╔══

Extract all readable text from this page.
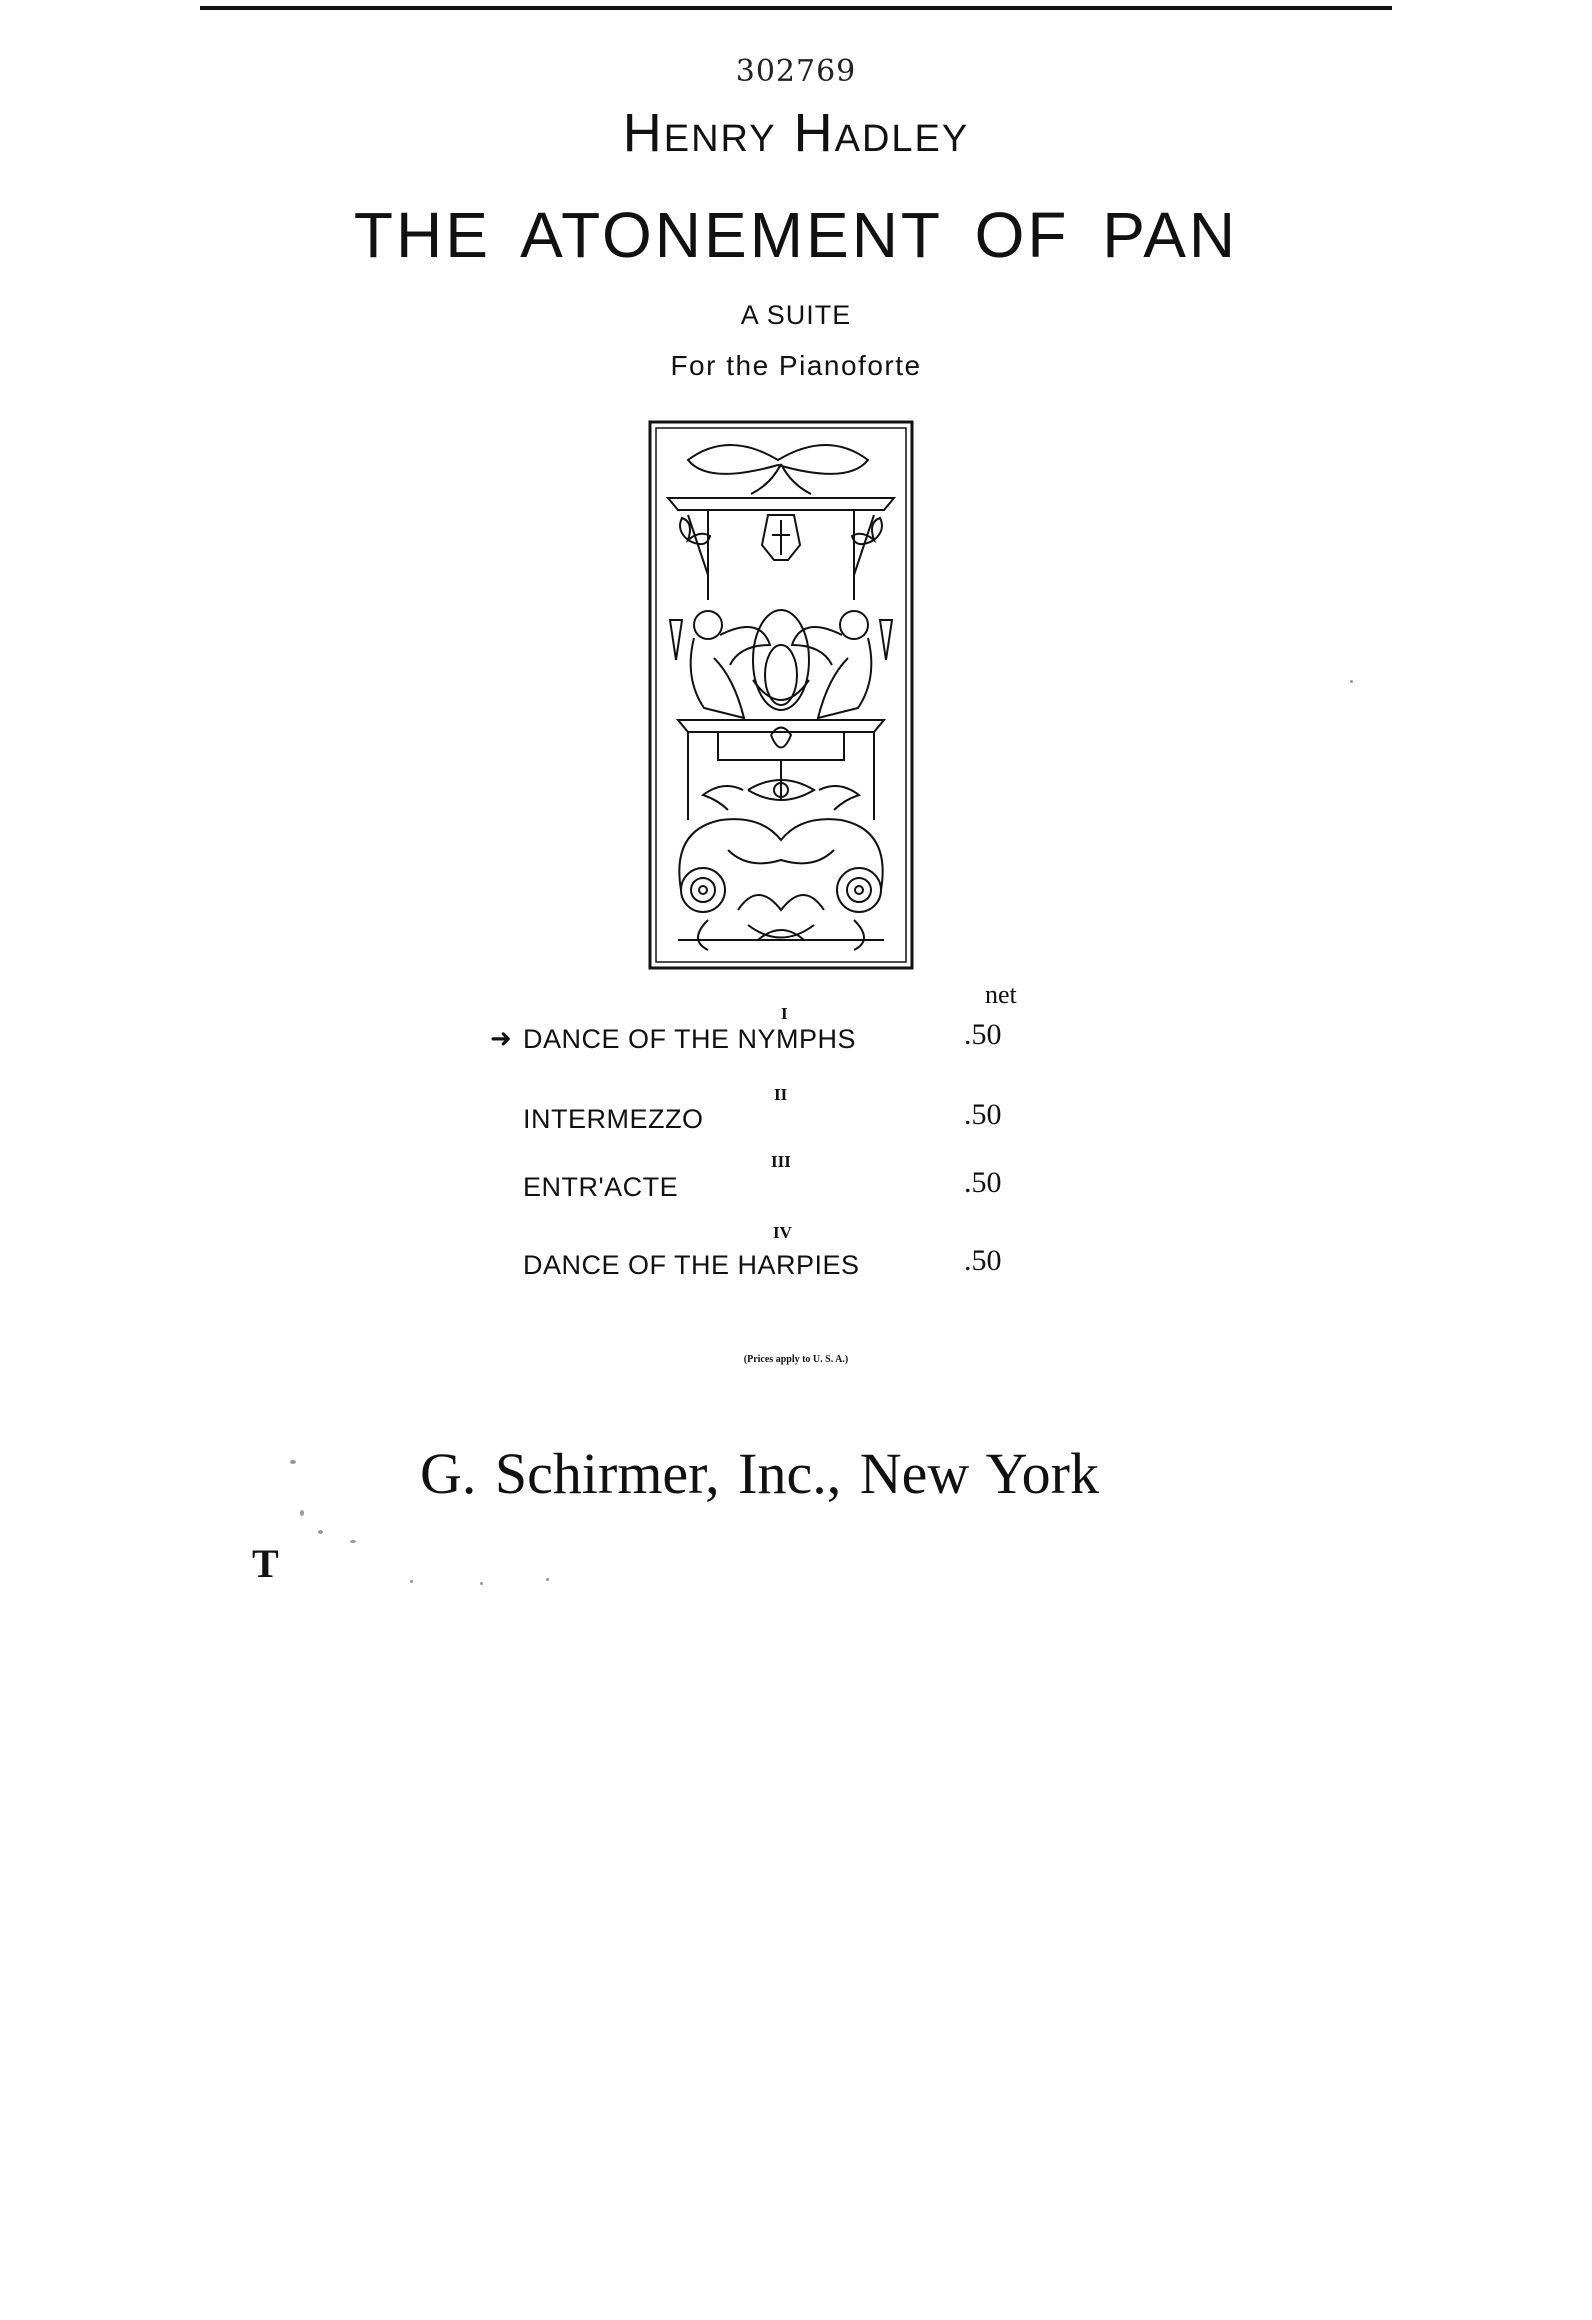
302769
Henry Hadley
THE ATONEMENT OF PAN
A SUITE
For the Pianoforte
net
I
➜ DANCE OF THE NYMPHS	.50
II
INTERMEZZO	.50
III
ENTR'ACTE	.50
IV
DANCE OF THE HARPIES	.50
(Prices apply to U. S. A.)
G. Schirmer, Inc., New York
T
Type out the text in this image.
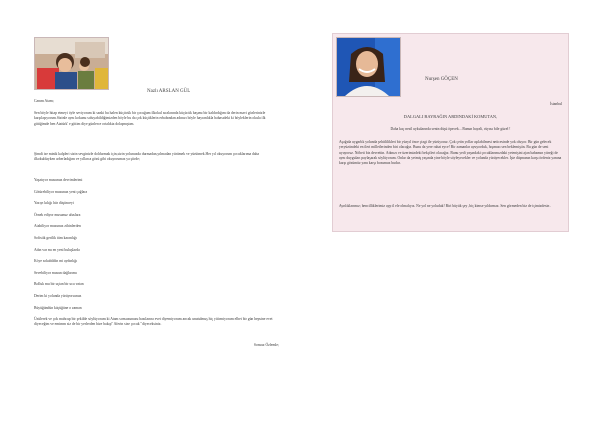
Nazlı ARSLAN GÜL

Canım Atam;

Sen böyle hitap etmeyi öyle seviyorum ki sanki bu halen küçücük bir çocuğum ilkokul sıralarında küçücük başımı bir kaldırdığım da derin mavi gözlerinizle karşılaşıyorum.Sizinle aynı kokunu soluyabildiğimizden böyle bu da çok küçüklerin erbabından adınızı böyle hayranlıkla babasıdeki ki böyleklerin okula ilk gittiğimde ben Atatürk' e gittim diye günlerce ortalıkta dolaşmıştım.

Şimdi ise minik kalpleri sizin sevginizle doldurmak için,sizin yolunuzda durmadan,yılmadan yürümek ve yürütmek.Her yıl okuyorum çocuklarıma daha ilkokuldayken arberladığım ve yıllarca gözü gibi okuyorumaz ya şiirde;

Yaşatıyor musunuz devrimlerimi

Götürebiliyor musunuz yeni çağlara

Yazıyı kılığı hür düşünceyi

Örnek ediyor musunuz uluslara

Atabiliyor musunuz zihinlerden

Sofistik gerilik tüm karanlığı

Adın var mı en yeni buluşlarda

Köye sokabildin mi aydınlığı

Sevebiliyor musun dağlarımı

Bolluk mu bir uçtan bir uca vatan

Derim ki yolunda yürüyorsunuz

Büyüğündün küçüğüne o zaman

Üzülerek ve çok mahcup bir şekilde söylüyorum ki Atam sonsuzunuzu bazılarına evet diyemiyorum ancak unutulmuş hiç yitirmiyorum elbet bir gün hepsine evet diyeceğim ve emimm siz de bir yerlerden bize bakıp" Aferin size çocuk "diyeceksiniz.

Sonsuz Özlemle;

Nurşen GÖÇEN

İstanbul

DALGALI BAYRAĞIN ARDINDAKİ KOMUTAN,

Daha kaç nesil uykularında senin düşü öpecek…Bunun hayali, rüyası bile güzel !

Aşağıda uygarlık yolunda şehitlilikleri bir yüzyıl önce çizgi ile yürüyoruz. Çok çetin yollar aşılabilmesi neticesinde yok oluyor. Bir gün gelecek yeryüzündeki en ileri milletlerinden biri olacağız. Bunu da yere rahat eyce! Bir zamanlar uyuyorduk, hışımızı sen beklemiştin. Bu gün de seni uyuyoruz. Nöbeti biz devrettin. Adınızı ve üzerimizdeki bekçileri olacağız. Bunu yedi yaşındaki çocuklarımızdaki yetenişini ajan babamın yüreği de aynı duyguları paylaşarak söylüyorum. Onlar da yetmiş yaşında yine böyle söyleyecekler ve yolunda yürüyecekler. İşte düşmanın karşı ördeniz yanına karşı gözümüz yanı karşı bozumuz budur.

Ayrılıklarımız; bencilliklerimiz ayp il ele olmalıyız. Ne yol ne yoluduk! Biri büyük şey ,biç kimse yıldırmaz. Sen görmeden biz de içimizdesin .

╚══

§ GIVEN REQUEST: Reproduce every entry word for word, but omit the pictures.

§ FINAL ANSWER:
Extract all readable text from this page.
302769
Henry Hadley
THE ATONEMENT OF PAN
A SUITE
For the Pianoforte
net
I
➜ DANCE OF THE NYMPHS	.50
II
INTERMEZZO	.50
III
ENTR'ACTE	.50
IV
DANCE OF THE HARPIES	.50
(Prices apply to U. S. A.)
G. Schirmer, Inc., New York
T
Type out the text in this image.
Nazlı ARSLAN GÜL

Canım Atam;

Sen böyle hitap etmeyi öyle seviyorum ki sanki bu halen küçücük bir çocuğum ilkokul sıralarında küçücük başımı bir kaldırdığım da derin mavi gözlerinizle karşılaşıyorum.Sizinle aynı kokunu soluyabildiğimizden böyle bu da çok küçüklerin erbabından adınızı böyle hayranlıkla babasıdeki ki böyleklerin okula ilk gittiğimde ben Atatürk' e gittim diye günlerce ortalıkta dolaşmıştım.

Şimdi ise minik kalpleri sizin sevginizle doldurmak için,sizin yolunuzda durmadan,yılmadan yürümek ve yürütmek.Her yıl okuyorum çocuklarıma daha ilkokuldayken arberladığım ve yıllarca gözü gibi okuyorumaz ya şiirde;

Yaşatıyor musunuz devrimlerimi

Götürebiliyor musunuz yeni çağlara

Yazıyı kılığı hür düşünceyi

Örnek ediyor musunuz uluslara

Atabiliyor musunuz zihinlerden

Sofistik gerilik tüm karanlığı

Adın var mı en yeni buluşlarda

Köye sokabildin mi aydınlığı

Sevebiliyor musun dağlarımı

Bolluk mu bir uçtan bir uca vatan

Derim ki yolunda yürüyorsunuz

Büyüğündün küçüğüne o zaman

Üzülerek ve çok mahcup bir şekilde söylüyorum ki Atam sonsuzunuzu bazılarına evet diyemiyorum ancak unutulmuş hiç yitirmiyorum elbet bir gün hepsine evet diyeceğim ve emimm siz de bir yerlerden bize bakıp" Aferin size çocuk "diyeceksiniz.

Sonsuz Özlemle;

Nurşen GÖÇEN

İstanbul

DALGALI BAYRAĞIN ARDINDAKİ KOMUTAN,

Daha kaç nesil uykularında senin düşü öpecek…Bunun hayali, rüyası bile güzel !

Aşağıda uygarlık yolunda şehitlilikleri bir yüzyıl önce çizgi ile yürüyoruz. Çok çetin yollar aşılabilmesi neticesinde yok oluyor. Bir gün gelecek yeryüzündeki en ileri milletlerinden biri olacağız. Bunu da yere rahat eyce! Bir zamanlar uyuyorduk, hışımızı sen beklemiştin. Bu gün de seni uyuyoruz. Nöbeti biz devrettin. Adınızı ve üzerimizdeki bekçileri olacağız. Bunu yedi yaşındaki çocuklarımızdaki yetenişini ajan babamın yüreği de aynı duyguları paylaşarak söylüyorum. Onlar da yetmiş yaşında yine böyle söyleyecekler ve yolunda yürüyecekler. İşte düşmanın karşı ördeniz yanına karşı gözümüz yanı karşı bozumuz budur.

Ayrılıklarımız; bencilliklerimiz ayp il ele olmalıyız. Ne yol ne yoluduk! Biri büyük şey ,biç kimse yıldırmaz. Sen görmeden biz de içimizdesin .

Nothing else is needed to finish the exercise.